Task goal: Transcribe all of the material exactly. Any picture in it should be left out.
The data start
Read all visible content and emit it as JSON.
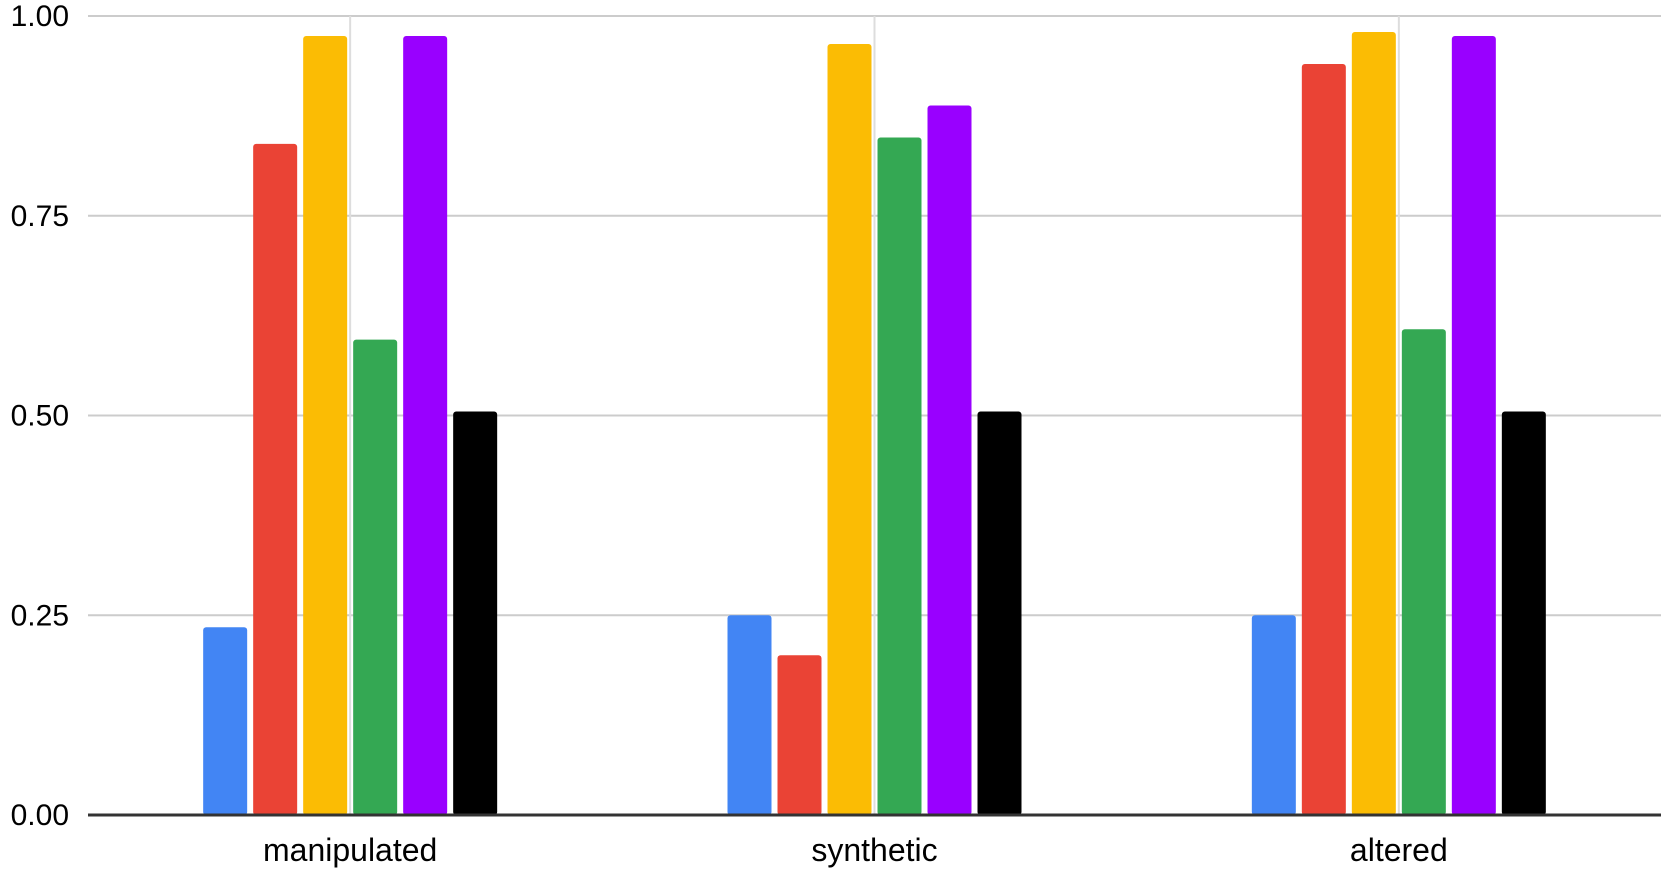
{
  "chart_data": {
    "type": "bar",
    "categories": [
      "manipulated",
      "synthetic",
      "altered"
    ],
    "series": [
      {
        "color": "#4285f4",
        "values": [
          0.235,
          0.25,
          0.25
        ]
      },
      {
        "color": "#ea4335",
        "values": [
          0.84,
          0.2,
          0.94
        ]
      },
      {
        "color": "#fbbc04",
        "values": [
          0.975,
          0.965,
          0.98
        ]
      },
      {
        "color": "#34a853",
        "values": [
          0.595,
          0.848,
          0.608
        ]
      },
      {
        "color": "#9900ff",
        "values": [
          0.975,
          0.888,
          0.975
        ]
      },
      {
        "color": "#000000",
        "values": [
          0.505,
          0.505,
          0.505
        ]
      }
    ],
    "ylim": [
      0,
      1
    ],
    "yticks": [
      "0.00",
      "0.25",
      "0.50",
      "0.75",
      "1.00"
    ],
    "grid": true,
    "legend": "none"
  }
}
The data end
Finished task:
Read all visible content and emit it as JSON.
{
  "chart_data": {
    "type": "bar",
    "categories": [
      "manipulated",
      "synthetic",
      "altered"
    ],
    "series": [
      {
        "color": "#4285f4",
        "values": [
          0.235,
          0.25,
          0.25
        ]
      },
      {
        "color": "#ea4335",
        "values": [
          0.84,
          0.2,
          0.94
        ]
      },
      {
        "color": "#fbbc04",
        "values": [
          0.975,
          0.965,
          0.98
        ]
      },
      {
        "color": "#34a853",
        "values": [
          0.595,
          0.848,
          0.608
        ]
      },
      {
        "color": "#9900ff",
        "values": [
          0.975,
          0.888,
          0.975
        ]
      },
      {
        "color": "#000000",
        "values": [
          0.505,
          0.505,
          0.505
        ]
      }
    ],
    "ylim": [
      0,
      1
    ],
    "yticks": [
      "0.00",
      "0.25",
      "0.50",
      "0.75",
      "1.00"
    ],
    "grid": true,
    "legend": "none"
  }
}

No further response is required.